Written instruction>
Below are records to repeat exactly. Omit the pictures from the copy.

Source records>
----

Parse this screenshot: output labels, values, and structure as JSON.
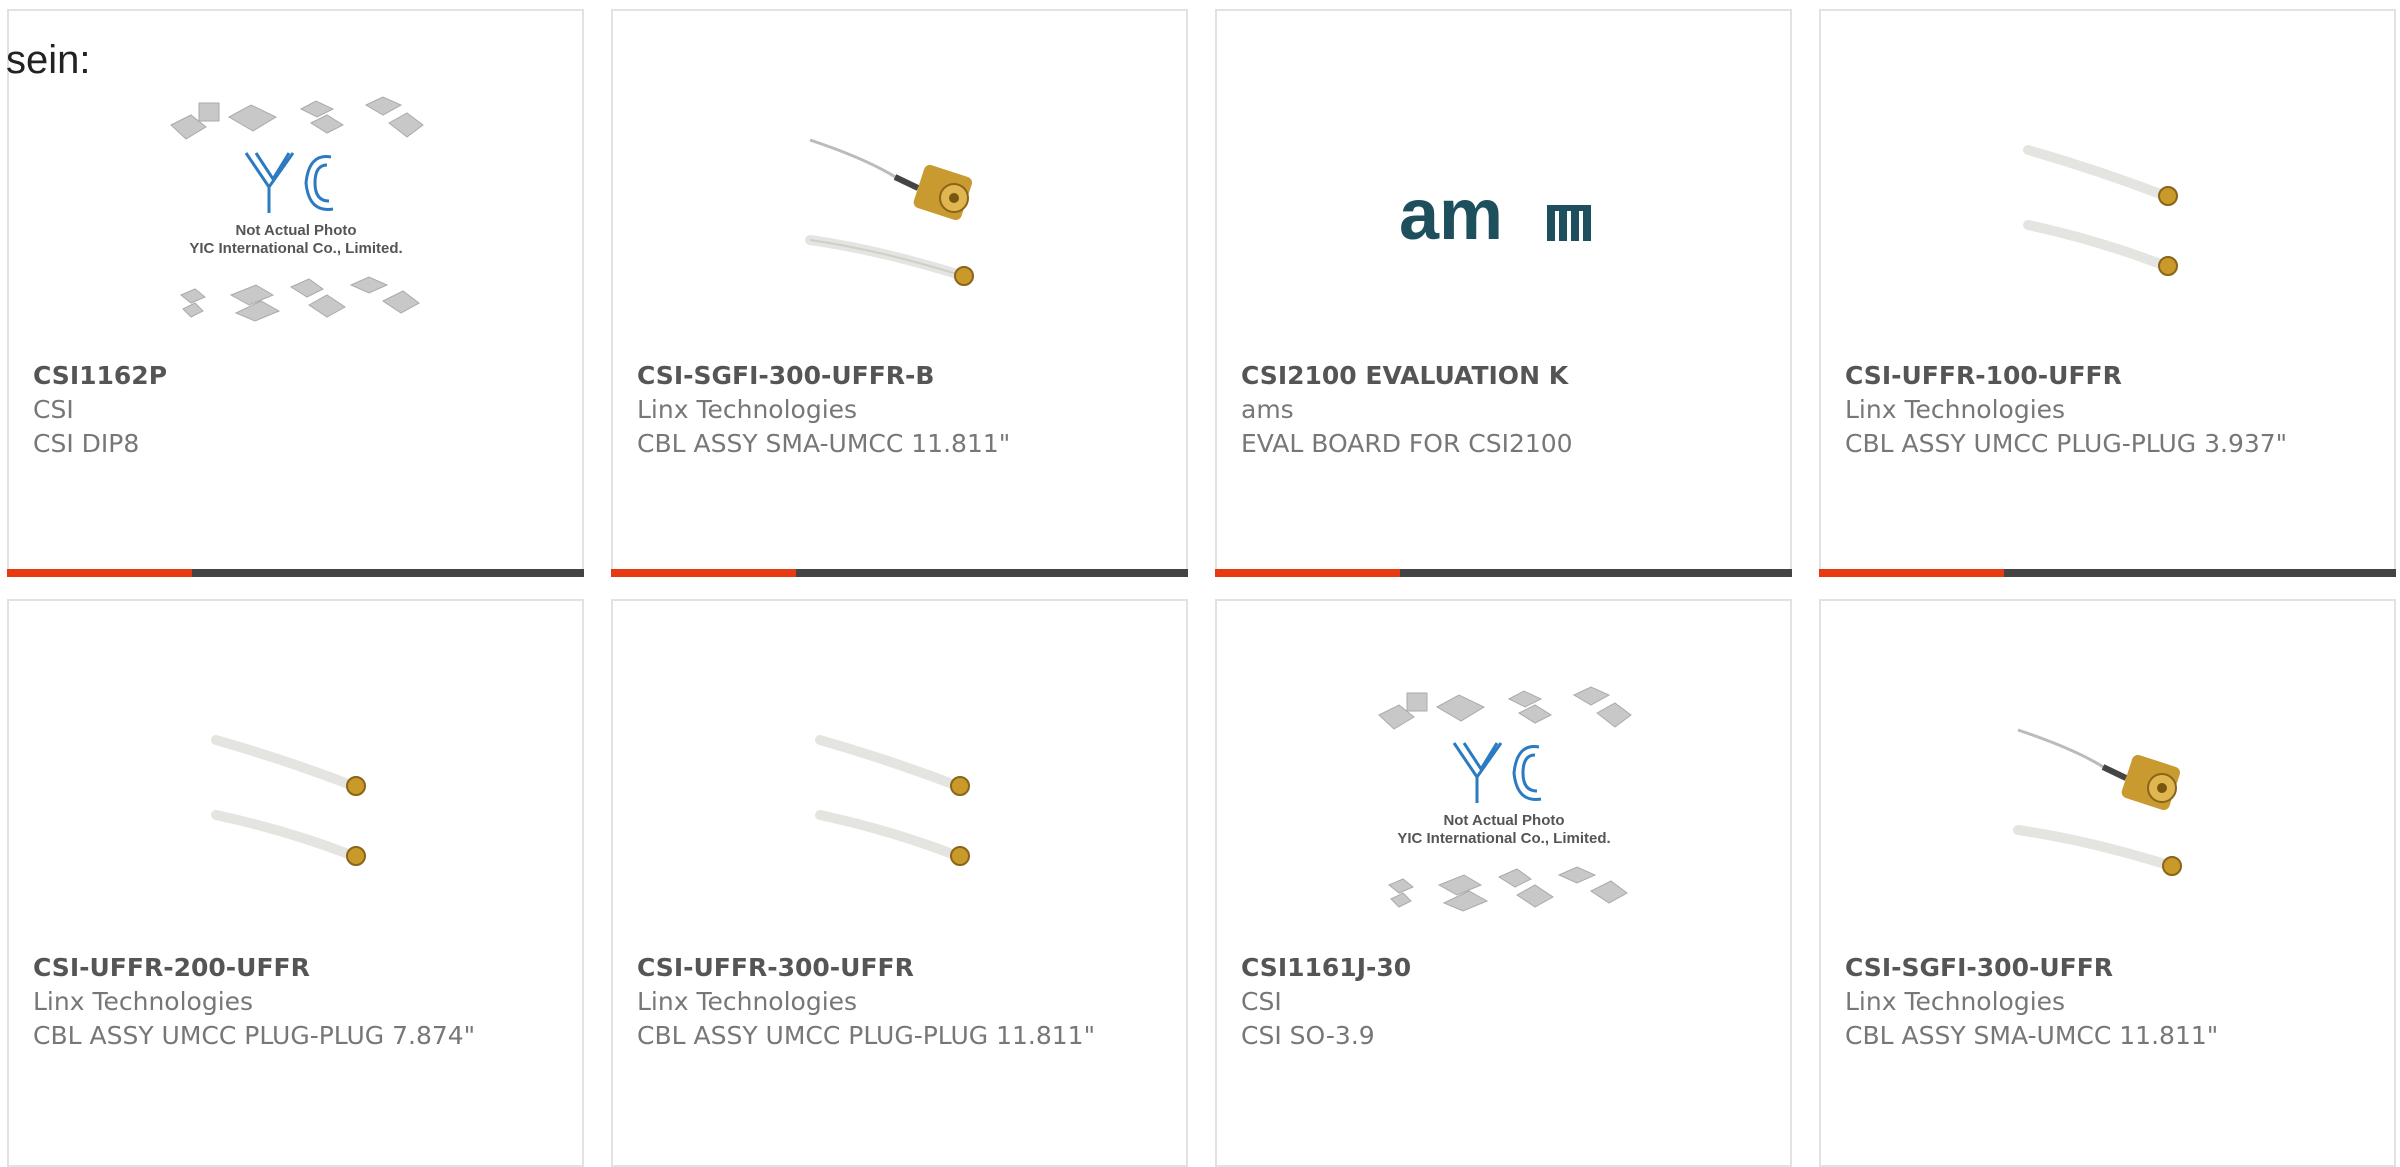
{
  "intro_text": "sein:",
  "products": [
    {
      "part_number": "CSI1162P",
      "manufacturer": "CSI",
      "description": "CSI DIP8",
      "image": "not-actual-photo-placeholder",
      "image_text": [
        "Not Actual Photo",
        "YIC International Co., Limited."
      ]
    },
    {
      "part_number": "CSI-SGFI-300-UFFR-B",
      "manufacturer": "Linx Technologies",
      "description": "CBL ASSY SMA-UMCC 11.811\"",
      "image": "sma-umcc-cable"
    },
    {
      "part_number": "CSI2100 EVALUATION K",
      "manufacturer": "ams",
      "description": "EVAL BOARD FOR CSI2100",
      "image": "ams-logo"
    },
    {
      "part_number": "CSI-UFFR-100-UFFR",
      "manufacturer": "Linx Technologies",
      "description": "CBL ASSY UMCC PLUG-PLUG 3.937\"",
      "image": "umcc-plug-plug-cable"
    },
    {
      "part_number": "CSI-UFFR-200-UFFR",
      "manufacturer": "Linx Technologies",
      "description": "CBL ASSY UMCC PLUG-PLUG 7.874\"",
      "image": "umcc-plug-plug-cable"
    },
    {
      "part_number": "CSI-UFFR-300-UFFR",
      "manufacturer": "Linx Technologies",
      "description": "CBL ASSY UMCC PLUG-PLUG 11.811\"",
      "image": "umcc-plug-plug-cable"
    },
    {
      "part_number": "CSI1161J-30",
      "manufacturer": "CSI",
      "description": "CSI SO-3.9",
      "image": "not-actual-photo-placeholder",
      "image_text": [
        "Not Actual Photo",
        "YIC International Co., Limited."
      ]
    },
    {
      "part_number": "CSI-SGFI-300-UFFR",
      "manufacturer": "Linx Technologies",
      "description": "CBL ASSY SMA-UMCC 11.811\"",
      "image": "sma-umcc-cable"
    }
  ],
  "colors": {
    "accent": "#e83a12",
    "bar": "#444444",
    "border": "#e2e2e2",
    "text": "#777777"
  }
}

----

Solved problem>
Parse this screenshot: output labels, values, and structure as JSON.
{
  "intro_text": "sein:",
  "products": [
    {
      "part_number": "CSI1162P",
      "manufacturer": "CSI",
      "description": "CSI DIP8",
      "image": "not-actual-photo-placeholder",
      "image_text": [
        "Not Actual Photo",
        "YIC International Co., Limited."
      ]
    },
    {
      "part_number": "CSI-SGFI-300-UFFR-B",
      "manufacturer": "Linx Technologies",
      "description": "CBL ASSY SMA-UMCC 11.811\"",
      "image": "sma-umcc-cable"
    },
    {
      "part_number": "CSI2100 EVALUATION K",
      "manufacturer": "ams",
      "description": "EVAL BOARD FOR CSI2100",
      "image": "ams-logo"
    },
    {
      "part_number": "CSI-UFFR-100-UFFR",
      "manufacturer": "Linx Technologies",
      "description": "CBL ASSY UMCC PLUG-PLUG 3.937\"",
      "image": "umcc-plug-plug-cable"
    },
    {
      "part_number": "CSI-UFFR-200-UFFR",
      "manufacturer": "Linx Technologies",
      "description": "CBL ASSY UMCC PLUG-PLUG 7.874\"",
      "image": "umcc-plug-plug-cable"
    },
    {
      "part_number": "CSI-UFFR-300-UFFR",
      "manufacturer": "Linx Technologies",
      "description": "CBL ASSY UMCC PLUG-PLUG 11.811\"",
      "image": "umcc-plug-plug-cable"
    },
    {
      "part_number": "CSI1161J-30",
      "manufacturer": "CSI",
      "description": "CSI SO-3.9",
      "image": "not-actual-photo-placeholder",
      "image_text": [
        "Not Actual Photo",
        "YIC International Co., Limited."
      ]
    },
    {
      "part_number": "CSI-SGFI-300-UFFR",
      "manufacturer": "Linx Technologies",
      "description": "CBL ASSY SMA-UMCC 11.811\"",
      "image": "sma-umcc-cable"
    }
  ],
  "colors": {
    "accent": "#e83a12",
    "bar": "#444444",
    "border": "#e2e2e2",
    "text": "#777777"
  }
}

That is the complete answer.